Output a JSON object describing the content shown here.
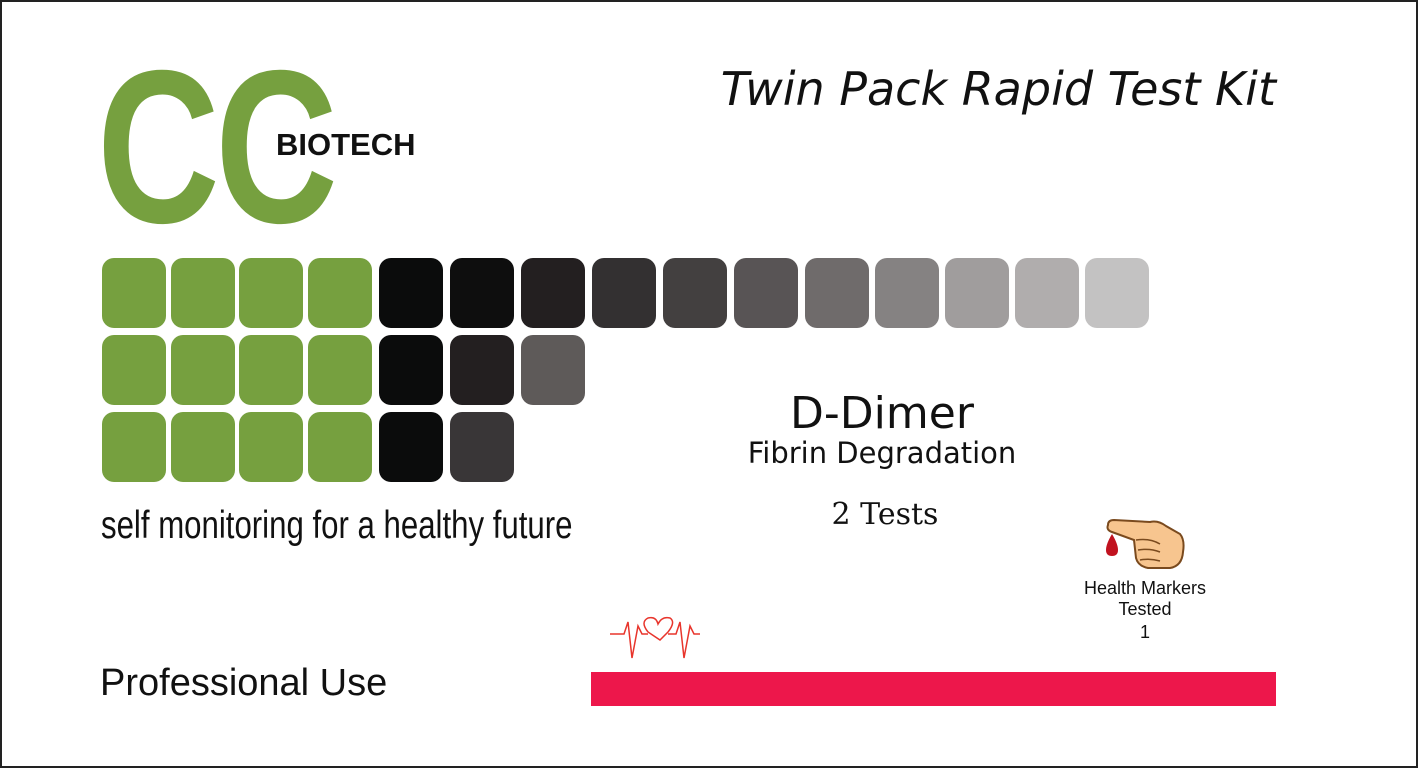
{
  "logo": {
    "mark": "CC",
    "name": "BIOTECH"
  },
  "header": {
    "title": "Twin Pack Rapid Test Kit"
  },
  "tagline": "self monitoring for a healthy future",
  "product": {
    "name": "D-Dimer",
    "subtitle": "Fibrin Degradation",
    "tests": "2 Tests"
  },
  "health_markers": {
    "label": "Health Markers Tested",
    "count": "1"
  },
  "footer": {
    "use": "Professional Use"
  }
}
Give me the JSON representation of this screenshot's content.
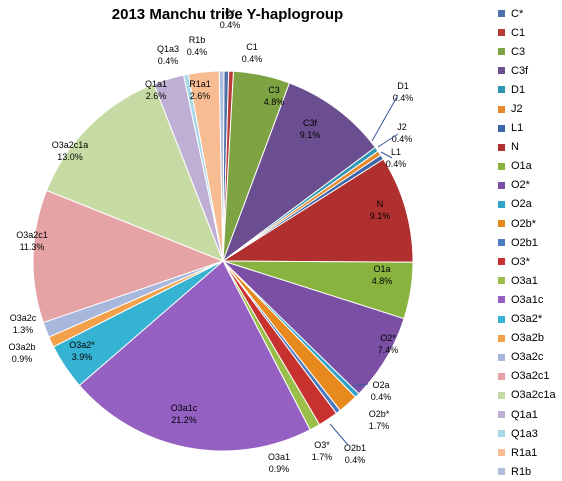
{
  "chart_data": {
    "type": "pie",
    "title": "2013 Manchu tribe Y-haplogroup",
    "slices": [
      {
        "name": "C*",
        "value": 0.4,
        "label": "0.4%",
        "color": "#4F6FA8"
      },
      {
        "name": "C1",
        "value": 0.4,
        "label": "0.4%",
        "color": "#B83A36"
      },
      {
        "name": "C3",
        "value": 4.8,
        "label": "4.8%",
        "color": "#7EA342"
      },
      {
        "name": "C3f",
        "value": 9.1,
        "label": "9.1%",
        "color": "#6A4E90"
      },
      {
        "name": "D1",
        "value": 0.4,
        "label": "0.4%",
        "color": "#2E98B4"
      },
      {
        "name": "J2",
        "value": 0.4,
        "label": "0.4%",
        "color": "#E6892E"
      },
      {
        "name": "L1",
        "value": 0.4,
        "label": "0.4%",
        "color": "#3C66A8"
      },
      {
        "name": "N",
        "value": 9.1,
        "label": "9.1%",
        "color": "#B02F2F"
      },
      {
        "name": "O1a",
        "value": 4.8,
        "label": "4.8%",
        "color": "#87B33E"
      },
      {
        "name": "O2*",
        "value": 7.4,
        "label": "7.4%",
        "color": "#7A4FA4"
      },
      {
        "name": "O2a",
        "value": 0.4,
        "label": "0.4%",
        "color": "#2FA2C8"
      },
      {
        "name": "O2b*",
        "value": 1.7,
        "label": "1.7%",
        "color": "#E8891E"
      },
      {
        "name": "O2b1",
        "value": 0.4,
        "label": "0.4%",
        "color": "#4C7AC0"
      },
      {
        "name": "O3*",
        "value": 1.7,
        "label": "1.7%",
        "color": "#C8322E"
      },
      {
        "name": "O3a1",
        "value": 0.9,
        "label": "0.9%",
        "color": "#99BE4A"
      },
      {
        "name": "O3a1c",
        "value": 21.2,
        "label": "21.2%",
        "color": "#9460C2"
      },
      {
        "name": "O3a2*",
        "value": 3.9,
        "label": "3.9%",
        "color": "#36B2D2"
      },
      {
        "name": "O3a2b",
        "value": 0.9,
        "label": "0.9%",
        "color": "#F3A04A"
      },
      {
        "name": "O3a2c",
        "value": 1.3,
        "label": "1.3%",
        "color": "#A7B8DC"
      },
      {
        "name": "O3a2c1",
        "value": 11.3,
        "label": "11.3%",
        "color": "#E6A3A5"
      },
      {
        "name": "O3a2c1a",
        "value": 13.0,
        "label": "13.0%",
        "color": "#C6DBA4"
      },
      {
        "name": "Q1a1",
        "value": 2.6,
        "label": "2.6%",
        "color": "#BFAFD5"
      },
      {
        "name": "Q1a3",
        "value": 0.4,
        "label": "0.4%",
        "color": "#A8D8E8"
      },
      {
        "name": "R1a1",
        "value": 2.6,
        "label": "2.6%",
        "color": "#F8BC92"
      },
      {
        "name": "R1b",
        "value": 0.4,
        "label": "0.4%",
        "color": "#AEBEDC"
      }
    ],
    "legend_position": "right"
  }
}
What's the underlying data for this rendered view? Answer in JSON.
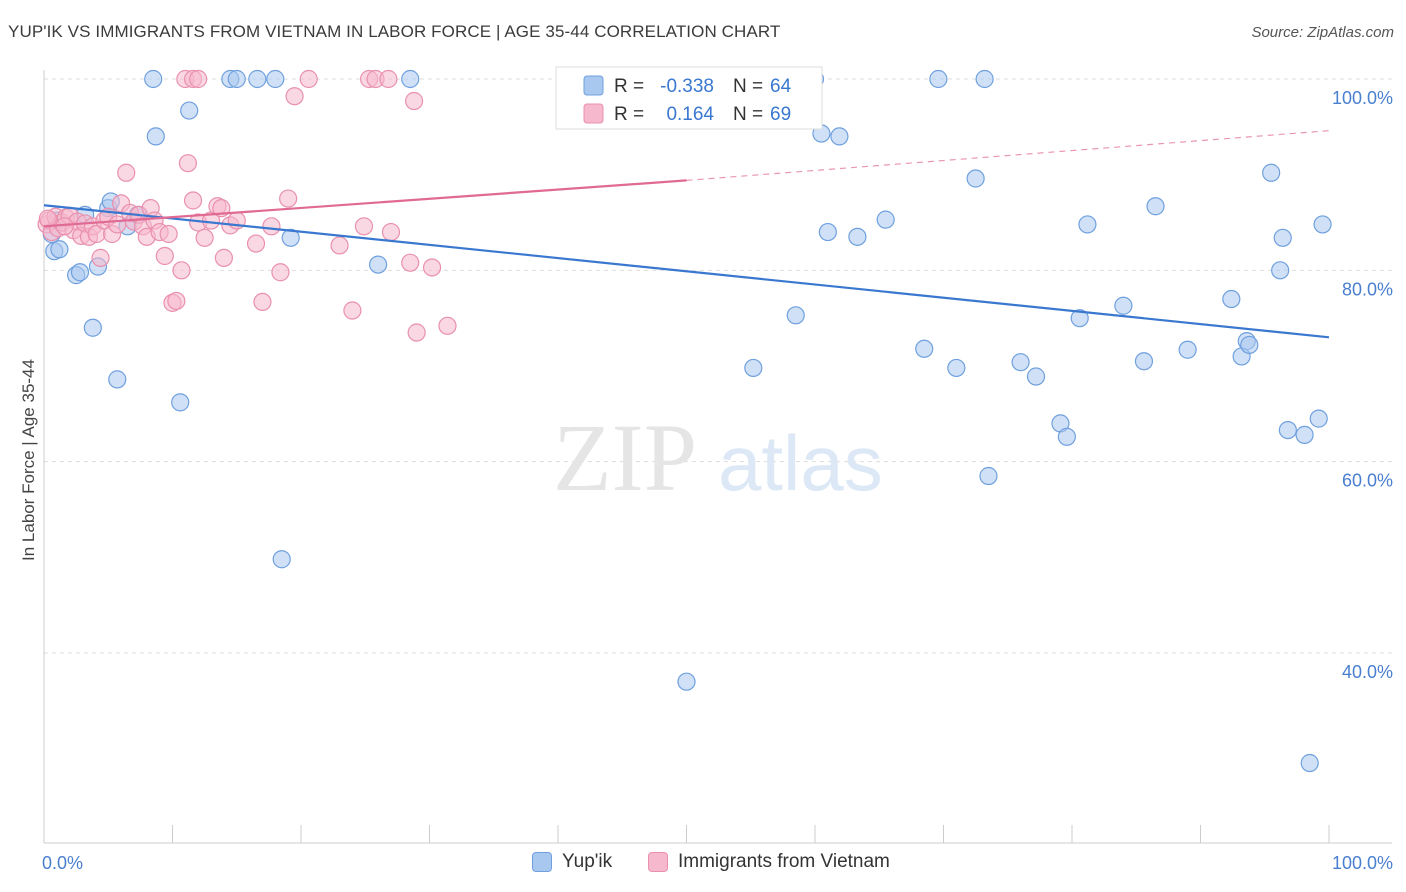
{
  "header": {
    "title": "YUP'IK VS IMMIGRANTS FROM VIETNAM IN LABOR FORCE | AGE 35-44 CORRELATION CHART",
    "source": "Source: ZipAtlas.com"
  },
  "watermark": {
    "zip": "ZIP",
    "atlas": "atlas"
  },
  "colors": {
    "blue_fill": "#a9c8f0",
    "blue_stroke": "#6fa0de",
    "blue_line": "#3a78d0",
    "pink_fill": "#f5b8cc",
    "pink_stroke": "#e990ad",
    "pink_line": "#e06a94",
    "axis_text": "#4a7fd0",
    "grid": "#dddddd"
  },
  "legend": {
    "rows": [
      {
        "r_label": "R =",
        "r_value": "-0.338",
        "n_label": "N =",
        "n_value": "64"
      },
      {
        "r_label": "R =",
        "r_value": "0.164",
        "n_label": "N =",
        "n_value": "69"
      }
    ],
    "bottom": [
      "Yup'ik",
      "Immigrants from Vietnam"
    ]
  },
  "chart_data": {
    "type": "scatter",
    "title": "YUP'IK VS IMMIGRANTS FROM VIETNAM IN LABOR FORCE | AGE 35-44 CORRELATION CHART",
    "xlabel": "",
    "ylabel": "In Labor Force | Age 35-44",
    "xlim": [
      0,
      100
    ],
    "ylim": [
      20,
      102
    ],
    "x_tick_labels": [
      "0.0%",
      "100.0%"
    ],
    "y_ticks": [
      40,
      60,
      80,
      100
    ],
    "y_tick_labels": [
      "40.0%",
      "60.0%",
      "80.0%",
      "100.0%"
    ],
    "grid": true,
    "series": [
      {
        "name": "Yup'ik",
        "trend": {
          "x0": 0,
          "y0": 86.8,
          "x1": 100,
          "y1": 73.0
        },
        "points": [
          [
            0.6,
            83.8
          ],
          [
            0.8,
            82.0
          ],
          [
            1.2,
            82.2
          ],
          [
            2.5,
            79.5
          ],
          [
            2.8,
            79.8
          ],
          [
            3.2,
            85.8
          ],
          [
            3.8,
            74.0
          ],
          [
            4.2,
            80.4
          ],
          [
            5.0,
            86.5
          ],
          [
            5.2,
            87.2
          ],
          [
            5.7,
            68.6
          ],
          [
            6.5,
            84.6
          ],
          [
            7.3,
            85.8
          ],
          [
            8.5,
            100.0
          ],
          [
            8.7,
            94.0
          ],
          [
            10.6,
            66.2
          ],
          [
            11.3,
            96.7
          ],
          [
            14.5,
            100.0
          ],
          [
            15.0,
            100.0
          ],
          [
            16.6,
            100.0
          ],
          [
            18.0,
            100.0
          ],
          [
            18.5,
            49.8
          ],
          [
            19.2,
            83.4
          ],
          [
            26.0,
            80.6
          ],
          [
            28.5,
            100.0
          ],
          [
            53.0,
            100.0
          ],
          [
            50.0,
            37.0
          ],
          [
            55.2,
            69.8
          ],
          [
            58.5,
            75.3
          ],
          [
            60.0,
            100.0
          ],
          [
            60.5,
            94.3
          ],
          [
            61.0,
            84.0
          ],
          [
            61.9,
            94.0
          ],
          [
            63.3,
            83.5
          ],
          [
            65.5,
            85.3
          ],
          [
            68.5,
            71.8
          ],
          [
            69.6,
            100.0
          ],
          [
            71.0,
            69.8
          ],
          [
            72.5,
            89.6
          ],
          [
            73.2,
            100.0
          ],
          [
            73.5,
            58.5
          ],
          [
            76.0,
            70.4
          ],
          [
            77.2,
            68.9
          ],
          [
            79.1,
            64.0
          ],
          [
            79.6,
            62.6
          ],
          [
            80.6,
            75.0
          ],
          [
            81.2,
            84.8
          ],
          [
            84.0,
            76.3
          ],
          [
            85.6,
            70.5
          ],
          [
            86.5,
            86.7
          ],
          [
            89.0,
            71.7
          ],
          [
            92.4,
            77.0
          ],
          [
            93.2,
            71.0
          ],
          [
            93.6,
            72.6
          ],
          [
            93.8,
            72.2
          ],
          [
            95.5,
            90.2
          ],
          [
            96.2,
            80.0
          ],
          [
            96.4,
            83.4
          ],
          [
            96.8,
            63.3
          ],
          [
            98.1,
            62.8
          ],
          [
            98.5,
            28.5
          ],
          [
            99.2,
            64.5
          ],
          [
            99.5,
            84.8
          ],
          [
            1.0,
            85.2
          ]
        ]
      },
      {
        "name": "Immigrants from Vietnam",
        "trend": {
          "x0": 0,
          "y0": 84.6,
          "x1": 50,
          "y1": 89.4,
          "dash_x1": 100,
          "dash_y1": 94.6
        },
        "points": [
          [
            0.2,
            84.8
          ],
          [
            0.4,
            85.2
          ],
          [
            0.6,
            84.0
          ],
          [
            0.9,
            85.6
          ],
          [
            1.1,
            84.4
          ],
          [
            1.4,
            85.0
          ],
          [
            1.7,
            85.5
          ],
          [
            2.0,
            85.7
          ],
          [
            2.3,
            84.2
          ],
          [
            2.6,
            85.1
          ],
          [
            2.9,
            83.6
          ],
          [
            3.2,
            84.9
          ],
          [
            3.5,
            83.5
          ],
          [
            3.8,
            84.6
          ],
          [
            4.1,
            83.8
          ],
          [
            4.4,
            81.3
          ],
          [
            4.7,
            85.2
          ],
          [
            5.0,
            85.6
          ],
          [
            5.3,
            83.8
          ],
          [
            5.7,
            84.8
          ],
          [
            6.0,
            87.0
          ],
          [
            6.4,
            90.2
          ],
          [
            6.7,
            86.0
          ],
          [
            7.0,
            85.1
          ],
          [
            7.4,
            85.8
          ],
          [
            7.7,
            84.6
          ],
          [
            8.0,
            83.5
          ],
          [
            8.3,
            86.5
          ],
          [
            8.6,
            85.2
          ],
          [
            9.0,
            84.0
          ],
          [
            9.4,
            81.5
          ],
          [
            9.7,
            83.8
          ],
          [
            10.0,
            76.6
          ],
          [
            10.3,
            76.8
          ],
          [
            10.7,
            80.0
          ],
          [
            11.2,
            91.2
          ],
          [
            11.6,
            87.3
          ],
          [
            12.0,
            85.0
          ],
          [
            12.5,
            83.4
          ],
          [
            13.0,
            85.2
          ],
          [
            13.5,
            86.7
          ],
          [
            13.8,
            86.5
          ],
          [
            14.0,
            81.3
          ],
          [
            14.5,
            84.7
          ],
          [
            15.0,
            85.2
          ],
          [
            16.5,
            82.8
          ],
          [
            17.0,
            76.7
          ],
          [
            17.7,
            84.6
          ],
          [
            18.4,
            79.8
          ],
          [
            19.0,
            87.5
          ],
          [
            19.5,
            98.2
          ],
          [
            20.6,
            100.0
          ],
          [
            23.0,
            82.6
          ],
          [
            24.0,
            75.8
          ],
          [
            24.9,
            84.6
          ],
          [
            25.3,
            100.0
          ],
          [
            25.8,
            100.0
          ],
          [
            26.8,
            100.0
          ],
          [
            27.0,
            84.0
          ],
          [
            28.5,
            80.8
          ],
          [
            28.8,
            97.7
          ],
          [
            29.0,
            73.5
          ],
          [
            30.2,
            80.3
          ],
          [
            31.4,
            74.2
          ],
          [
            11.0,
            100.0
          ],
          [
            11.6,
            100.0
          ],
          [
            12.0,
            100.0
          ],
          [
            0.3,
            85.4
          ],
          [
            1.6,
            84.6
          ]
        ]
      }
    ]
  }
}
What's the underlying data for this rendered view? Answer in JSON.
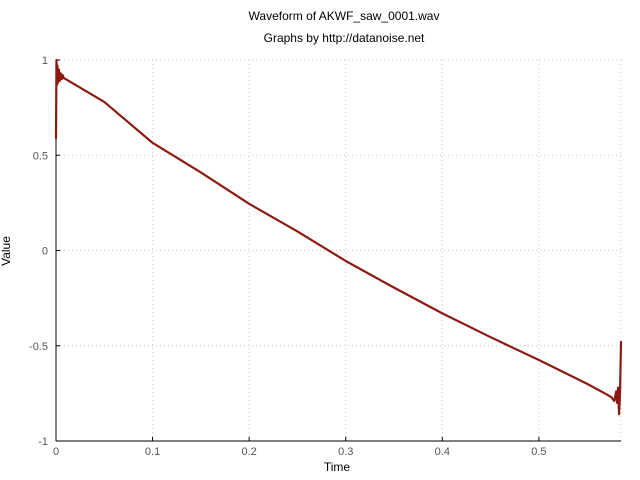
{
  "chart_data": {
    "type": "line",
    "title": "Waveform of AKWF_saw_0001.wav",
    "subtitle": "Graphs by http://datanoise.net",
    "xlabel": "Time",
    "ylabel": "Value",
    "xlim": [
      0,
      0.585
    ],
    "ylim": [
      -1,
      1
    ],
    "xticks": [
      0,
      0.1,
      0.2,
      0.3,
      0.4,
      0.5
    ],
    "xtick_labels": [
      "0",
      "0.1",
      "0.2",
      "0.3",
      "0.4",
      "0.5"
    ],
    "yticks": [
      -1,
      -0.5,
      0,
      0.5,
      1
    ],
    "ytick_labels": [
      "-1",
      "-0.5",
      "0",
      "0.5",
      "1"
    ],
    "grid": true,
    "series": [
      {
        "color": "#8b1a10",
        "x": [
          0,
          0.0005,
          0.001,
          0.0015,
          0.002,
          0.003,
          0.004,
          0.005,
          0.006,
          0.007,
          0.008,
          0.01,
          0.02,
          0.05,
          0.1,
          0.15,
          0.2,
          0.25,
          0.3,
          0.35,
          0.4,
          0.45,
          0.5,
          0.55,
          0.57,
          0.575,
          0.578,
          0.58,
          0.581,
          0.582,
          0.583,
          0.584,
          0.585
        ],
        "y": [
          0.59,
          1.0,
          0.87,
          0.97,
          0.88,
          0.95,
          0.89,
          0.93,
          0.9,
          0.92,
          0.905,
          0.9,
          0.87,
          0.78,
          0.565,
          0.41,
          0.245,
          0.1,
          -0.055,
          -0.195,
          -0.33,
          -0.455,
          -0.575,
          -0.7,
          -0.755,
          -0.77,
          -0.79,
          -0.74,
          -0.8,
          -0.72,
          -0.86,
          -0.75,
          -0.48
        ]
      }
    ]
  }
}
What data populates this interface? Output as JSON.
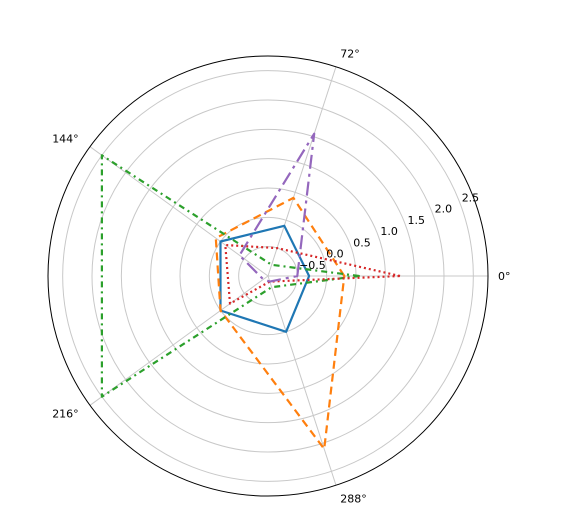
{
  "chart_data": {
    "type": "radar",
    "title": "",
    "angle_tick_labels": [
      "0°",
      "72°",
      "144°",
      "216°",
      "288°"
    ],
    "angles_deg": [
      0,
      72,
      144,
      216,
      288
    ],
    "radial_tick_labels": [
      "−0.5",
      "0.0",
      "0.5",
      "1.0",
      "1.5",
      "2.0",
      "2.5"
    ],
    "radial_ticks": [
      -0.5,
      0.0,
      0.5,
      1.0,
      1.5,
      2.0,
      2.5
    ],
    "rlim": [
      -1.0,
      2.75
    ],
    "grid": true,
    "legend": "none",
    "series": [
      {
        "color": "#1f77b4",
        "style": "solid",
        "values": [
          -0.3,
          -0.1,
          0.0,
          0.0,
          -0.0
        ]
      },
      {
        "color": "#ff7f0e",
        "style": "dashed",
        "values": [
          0.3,
          0.4,
          0.1,
          0.0,
          2.1
        ]
      },
      {
        "color": "#2ca02c",
        "style": "dashdot",
        "values": [
          0.55,
          -0.8,
          2.5,
          2.5,
          -0.8
        ]
      },
      {
        "color": "#d62728",
        "style": "dotted",
        "values": [
          1.25,
          -0.5,
          -0.1,
          -0.2,
          -0.9
        ]
      },
      {
        "color": "#9467bd",
        "style": "longdashdot",
        "values": [
          -0.5,
          1.55,
          -0.4,
          -0.9,
          -0.9
        ]
      }
    ]
  }
}
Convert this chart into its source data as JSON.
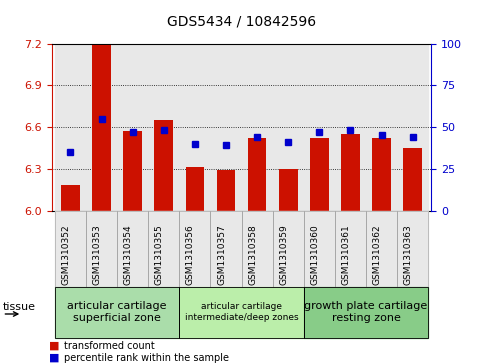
{
  "title": "GDS5434 / 10842596",
  "samples": [
    "GSM1310352",
    "GSM1310353",
    "GSM1310354",
    "GSM1310355",
    "GSM1310356",
    "GSM1310357",
    "GSM1310358",
    "GSM1310359",
    "GSM1310360",
    "GSM1310361",
    "GSM1310362",
    "GSM1310363"
  ],
  "red_values": [
    6.18,
    7.19,
    6.57,
    6.65,
    6.31,
    6.29,
    6.52,
    6.3,
    6.52,
    6.55,
    6.52,
    6.45
  ],
  "blue_values": [
    35,
    55,
    47,
    48,
    40,
    39,
    44,
    41,
    47,
    48,
    45,
    44
  ],
  "ymin": 6.0,
  "ymax": 7.2,
  "yticks": [
    6.0,
    6.3,
    6.6,
    6.9,
    7.2
  ],
  "y2min": 0,
  "y2max": 100,
  "y2ticks": [
    0,
    25,
    50,
    75,
    100
  ],
  "bar_color": "#cc1100",
  "dot_color": "#0000cc",
  "groups": [
    {
      "label": "articular cartilage\nsuperficial zone",
      "start": 0,
      "end": 3,
      "color": "#aaddaa"
    },
    {
      "label": "articular cartilage\nintermediate/deep zones",
      "start": 4,
      "end": 7,
      "color": "#bbeeaa"
    },
    {
      "label": "growth plate cartilage\nresting zone",
      "start": 8,
      "end": 11,
      "color": "#88cc88"
    }
  ],
  "legend_red": "transformed count",
  "legend_blue": "percentile rank within the sample",
  "tissue_label": "tissue",
  "bar_color_left": "#cc1100",
  "y2label_color": "#0000cc",
  "bar_width": 0.6,
  "bg_color": "#e8e8e8"
}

□ □ □ □ □

> _Given instruction_:
Which lines contain the word "ylabel"? Copy each of them.

> _Solution to the problem_:
    "ylabel": "In Labor Force | Age 35-44",
    "ylabel": "Value",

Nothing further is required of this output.